*** Supplied material ***

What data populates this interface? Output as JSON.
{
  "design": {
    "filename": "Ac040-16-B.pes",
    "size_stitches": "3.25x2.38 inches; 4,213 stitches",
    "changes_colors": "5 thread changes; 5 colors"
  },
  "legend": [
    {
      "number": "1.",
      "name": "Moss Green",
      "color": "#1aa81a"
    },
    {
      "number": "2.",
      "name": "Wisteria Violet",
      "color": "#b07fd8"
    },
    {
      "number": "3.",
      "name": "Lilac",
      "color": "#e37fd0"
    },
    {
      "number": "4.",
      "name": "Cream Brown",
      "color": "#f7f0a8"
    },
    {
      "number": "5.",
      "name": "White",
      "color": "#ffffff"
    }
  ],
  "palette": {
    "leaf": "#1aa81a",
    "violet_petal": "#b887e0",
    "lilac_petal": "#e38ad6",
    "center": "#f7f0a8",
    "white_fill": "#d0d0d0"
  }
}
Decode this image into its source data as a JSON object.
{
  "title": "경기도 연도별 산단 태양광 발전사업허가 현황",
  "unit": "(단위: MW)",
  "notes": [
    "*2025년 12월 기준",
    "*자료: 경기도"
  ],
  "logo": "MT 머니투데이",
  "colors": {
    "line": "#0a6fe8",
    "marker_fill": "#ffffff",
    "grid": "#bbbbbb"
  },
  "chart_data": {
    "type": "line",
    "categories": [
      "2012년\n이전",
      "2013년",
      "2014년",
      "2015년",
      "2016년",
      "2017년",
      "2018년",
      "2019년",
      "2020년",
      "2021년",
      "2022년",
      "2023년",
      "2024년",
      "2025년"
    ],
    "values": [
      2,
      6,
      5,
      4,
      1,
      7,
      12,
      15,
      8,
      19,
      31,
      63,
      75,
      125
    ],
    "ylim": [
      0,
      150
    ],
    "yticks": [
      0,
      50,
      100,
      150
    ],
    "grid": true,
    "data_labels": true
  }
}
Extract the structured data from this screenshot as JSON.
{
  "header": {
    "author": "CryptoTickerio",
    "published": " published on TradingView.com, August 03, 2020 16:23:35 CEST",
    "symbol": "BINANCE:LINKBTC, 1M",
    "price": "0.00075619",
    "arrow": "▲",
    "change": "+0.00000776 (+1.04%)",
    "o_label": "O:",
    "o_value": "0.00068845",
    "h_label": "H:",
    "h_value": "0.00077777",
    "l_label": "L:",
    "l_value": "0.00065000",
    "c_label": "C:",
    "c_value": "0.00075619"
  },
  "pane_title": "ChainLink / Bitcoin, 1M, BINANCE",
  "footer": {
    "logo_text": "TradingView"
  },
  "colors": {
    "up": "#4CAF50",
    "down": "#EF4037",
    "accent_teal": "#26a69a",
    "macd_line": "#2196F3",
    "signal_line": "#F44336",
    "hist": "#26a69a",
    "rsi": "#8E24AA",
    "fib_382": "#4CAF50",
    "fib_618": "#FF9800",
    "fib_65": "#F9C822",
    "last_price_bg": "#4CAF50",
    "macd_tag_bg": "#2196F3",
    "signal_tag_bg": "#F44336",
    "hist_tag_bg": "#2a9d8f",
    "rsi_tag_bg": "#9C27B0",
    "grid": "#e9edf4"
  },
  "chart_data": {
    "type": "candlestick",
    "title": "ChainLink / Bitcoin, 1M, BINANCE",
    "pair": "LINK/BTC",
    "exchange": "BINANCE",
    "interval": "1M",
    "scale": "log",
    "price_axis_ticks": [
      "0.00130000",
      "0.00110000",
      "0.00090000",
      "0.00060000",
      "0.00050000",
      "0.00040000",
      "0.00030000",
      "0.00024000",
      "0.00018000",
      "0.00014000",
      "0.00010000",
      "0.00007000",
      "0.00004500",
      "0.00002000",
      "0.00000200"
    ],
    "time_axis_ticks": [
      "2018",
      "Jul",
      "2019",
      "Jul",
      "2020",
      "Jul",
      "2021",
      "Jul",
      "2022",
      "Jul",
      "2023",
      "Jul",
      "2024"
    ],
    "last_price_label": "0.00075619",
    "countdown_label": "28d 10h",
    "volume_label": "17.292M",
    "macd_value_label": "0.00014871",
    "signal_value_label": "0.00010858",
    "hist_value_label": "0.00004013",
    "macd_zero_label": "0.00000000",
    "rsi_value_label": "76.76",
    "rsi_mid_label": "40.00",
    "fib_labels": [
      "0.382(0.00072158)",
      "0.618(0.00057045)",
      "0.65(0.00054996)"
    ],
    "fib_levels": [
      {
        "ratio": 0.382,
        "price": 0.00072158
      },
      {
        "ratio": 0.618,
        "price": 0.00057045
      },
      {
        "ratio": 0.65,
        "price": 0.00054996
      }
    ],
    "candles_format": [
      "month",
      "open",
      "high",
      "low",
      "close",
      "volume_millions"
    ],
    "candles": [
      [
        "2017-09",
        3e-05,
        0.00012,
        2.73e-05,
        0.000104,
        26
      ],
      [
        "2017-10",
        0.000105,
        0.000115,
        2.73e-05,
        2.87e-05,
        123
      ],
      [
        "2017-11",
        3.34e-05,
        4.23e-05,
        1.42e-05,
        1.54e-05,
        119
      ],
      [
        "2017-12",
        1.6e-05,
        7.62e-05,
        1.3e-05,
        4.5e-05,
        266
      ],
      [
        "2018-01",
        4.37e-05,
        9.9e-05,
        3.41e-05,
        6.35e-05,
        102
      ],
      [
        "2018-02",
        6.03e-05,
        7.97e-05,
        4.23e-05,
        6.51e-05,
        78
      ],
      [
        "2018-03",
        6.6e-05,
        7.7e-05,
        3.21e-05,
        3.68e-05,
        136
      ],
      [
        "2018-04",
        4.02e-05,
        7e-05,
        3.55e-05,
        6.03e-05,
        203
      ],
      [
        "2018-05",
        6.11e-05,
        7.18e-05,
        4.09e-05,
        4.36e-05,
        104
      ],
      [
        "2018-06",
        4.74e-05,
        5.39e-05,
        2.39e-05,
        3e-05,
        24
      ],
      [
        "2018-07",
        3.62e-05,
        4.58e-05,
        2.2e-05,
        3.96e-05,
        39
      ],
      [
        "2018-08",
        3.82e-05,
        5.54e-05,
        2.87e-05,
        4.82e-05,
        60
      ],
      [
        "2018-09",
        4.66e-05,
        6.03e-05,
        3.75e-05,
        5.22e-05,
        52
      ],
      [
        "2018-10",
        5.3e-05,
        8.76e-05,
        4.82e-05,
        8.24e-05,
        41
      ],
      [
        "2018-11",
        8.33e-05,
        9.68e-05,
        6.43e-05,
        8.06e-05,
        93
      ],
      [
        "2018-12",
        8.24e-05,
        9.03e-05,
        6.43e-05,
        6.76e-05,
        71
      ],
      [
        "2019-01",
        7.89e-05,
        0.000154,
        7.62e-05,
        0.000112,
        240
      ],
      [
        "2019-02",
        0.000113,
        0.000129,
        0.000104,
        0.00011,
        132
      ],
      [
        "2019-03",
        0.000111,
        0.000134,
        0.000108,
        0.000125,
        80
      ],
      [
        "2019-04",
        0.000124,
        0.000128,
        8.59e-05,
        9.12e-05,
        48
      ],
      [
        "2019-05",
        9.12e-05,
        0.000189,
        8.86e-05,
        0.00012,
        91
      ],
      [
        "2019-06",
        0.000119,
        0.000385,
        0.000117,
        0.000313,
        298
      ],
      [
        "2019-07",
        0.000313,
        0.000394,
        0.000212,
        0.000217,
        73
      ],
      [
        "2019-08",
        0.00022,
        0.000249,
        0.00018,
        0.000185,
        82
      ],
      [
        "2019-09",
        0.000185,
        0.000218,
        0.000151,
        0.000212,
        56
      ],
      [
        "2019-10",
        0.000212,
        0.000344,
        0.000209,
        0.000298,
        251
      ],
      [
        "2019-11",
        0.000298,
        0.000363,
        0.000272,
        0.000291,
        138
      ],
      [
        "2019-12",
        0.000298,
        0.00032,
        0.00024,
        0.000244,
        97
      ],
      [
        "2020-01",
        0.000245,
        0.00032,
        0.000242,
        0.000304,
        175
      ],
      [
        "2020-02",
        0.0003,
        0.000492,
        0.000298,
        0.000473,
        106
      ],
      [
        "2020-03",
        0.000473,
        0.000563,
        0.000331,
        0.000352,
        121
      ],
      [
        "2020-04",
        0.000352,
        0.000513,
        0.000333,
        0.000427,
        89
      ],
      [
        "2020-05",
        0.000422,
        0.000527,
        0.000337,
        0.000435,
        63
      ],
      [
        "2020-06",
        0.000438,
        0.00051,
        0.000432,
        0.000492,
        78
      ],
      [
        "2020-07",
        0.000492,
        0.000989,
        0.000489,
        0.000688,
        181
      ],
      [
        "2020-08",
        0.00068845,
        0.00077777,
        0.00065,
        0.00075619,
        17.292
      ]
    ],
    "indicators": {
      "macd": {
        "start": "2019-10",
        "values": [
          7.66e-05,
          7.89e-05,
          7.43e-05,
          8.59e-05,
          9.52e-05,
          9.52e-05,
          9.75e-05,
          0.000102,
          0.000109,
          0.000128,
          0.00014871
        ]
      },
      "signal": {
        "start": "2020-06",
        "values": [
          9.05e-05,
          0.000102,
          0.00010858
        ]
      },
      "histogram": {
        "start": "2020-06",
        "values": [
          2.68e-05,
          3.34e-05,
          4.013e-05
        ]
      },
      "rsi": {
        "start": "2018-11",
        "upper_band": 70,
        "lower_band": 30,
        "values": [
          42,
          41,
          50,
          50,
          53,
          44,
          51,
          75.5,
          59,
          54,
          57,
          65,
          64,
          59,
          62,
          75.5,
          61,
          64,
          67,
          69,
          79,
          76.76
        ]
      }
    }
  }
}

***

Directive
Check each line of the records for "JSON" and copy the ones that contain it.

Solved problem
What data populates this interface? Output as JSON.
Decode this image into its source data as a JSON object.
Extract the structured data from this screenshot as JSON.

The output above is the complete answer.